#### Entries provided:
........
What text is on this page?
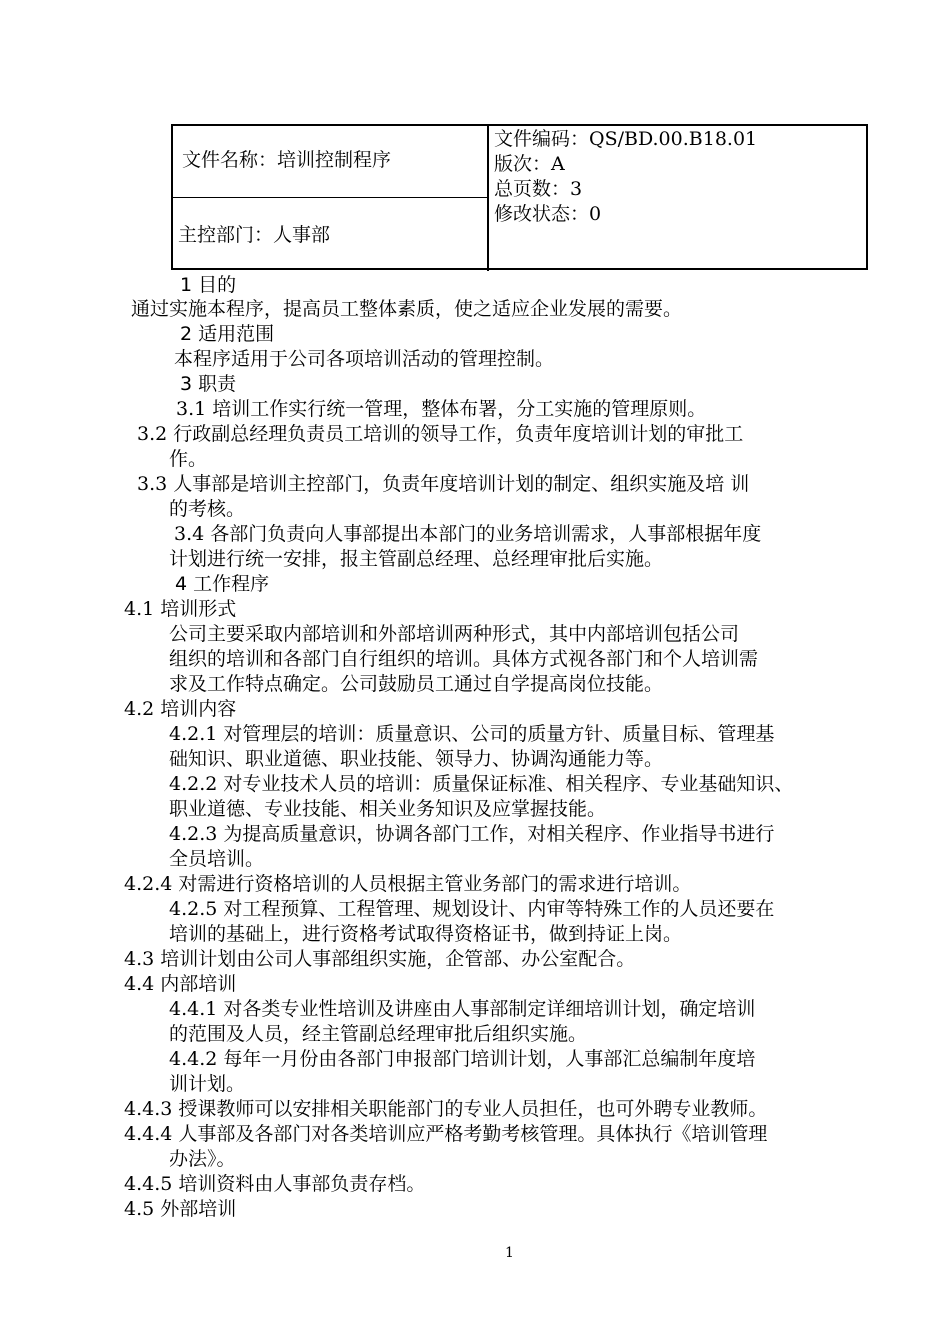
文件名称：培训控制程序
主控部门：人事部
文件编码：QS/BD.00.B18.01
版次：A
总页数：3
修改状态：0
1 目的
通过实施本程序，提高员工整体素质，使之适应企业发展的需要。
2 适用范围
本程序适用于公司各项培训活动的管理控制。
3 职责
3.1 培训工作实行统一管理，整体布署，分工实施的管理原则。
3.2 行政副总经理负责员工培训的领导工作，负责年度培训计划的审批工
作。
3.3 人事部是培训主控部门，负责年度培训计划的制定、组织实施及培 训
的考核。
3.4 各部门负责向人事部提出本部门的业务培训需求，人事部根据年度
计划进行统一安排，报主管副总经理、总经理审批后实施。
4 工作程序
4.1 培训形式
公司主要采取内部培训和外部培训两种形式，其中内部培训包括公司
组织的培训和各部门自行组织的培训。具体方式视各部门和个人培训需
求及工作特点确定。公司鼓励员工通过自学提高岗位技能。
4.2 培训内容
4.2.1 对管理层的培训：质量意识、公司的质量方针、质量目标、管理基
础知识、职业道德、职业技能、领导力、协调沟通能力等。
4.2.2 对专业技术人员的培训：质量保证标准、相关程序、专业基础知识、
职业道德、专业技能、相关业务知识及应掌握技能。
4.2.3 为提高质量意识，协调各部门工作，对相关程序、作业指导书进行
全员培训。
4.2.4 对需进行资格培训的人员根据主管业务部门的需求进行培训。
4.2.5 对工程预算、工程管理、规划设计、内审等特殊工作的人员还要在
培训的基础上，进行资格考试取得资格证书，做到持证上岗。
4.3 培训计划由公司人事部组织实施，企管部、办公室配合。
4.4 内部培训
4.4.1 对各类专业性培训及讲座由人事部制定详细培训计划，确定培训
的范围及人员，经主管副总经理审批后组织实施。
4.4.2 每年一月份由各部门申报部门培训计划，人事部汇总编制年度培
训计划。
4.4.3 授课教师可以安排相关职能部门的专业人员担任，也可外聘专业教师。
4.4.4 人事部及各部门对各类培训应严格考勤考核管理。具体执行《培训管理
办法》。
4.4.5 培训资料由人事部负责存档。
4.5 外部培训
1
........
#### Task prompt:
Pull out and copy each line containing the string "职业道德".

#### The response:
础知识、职业道德、职业技能、领导力、协调沟通能力等。
职业道德、专业技能、相关业务知识及应掌握技能。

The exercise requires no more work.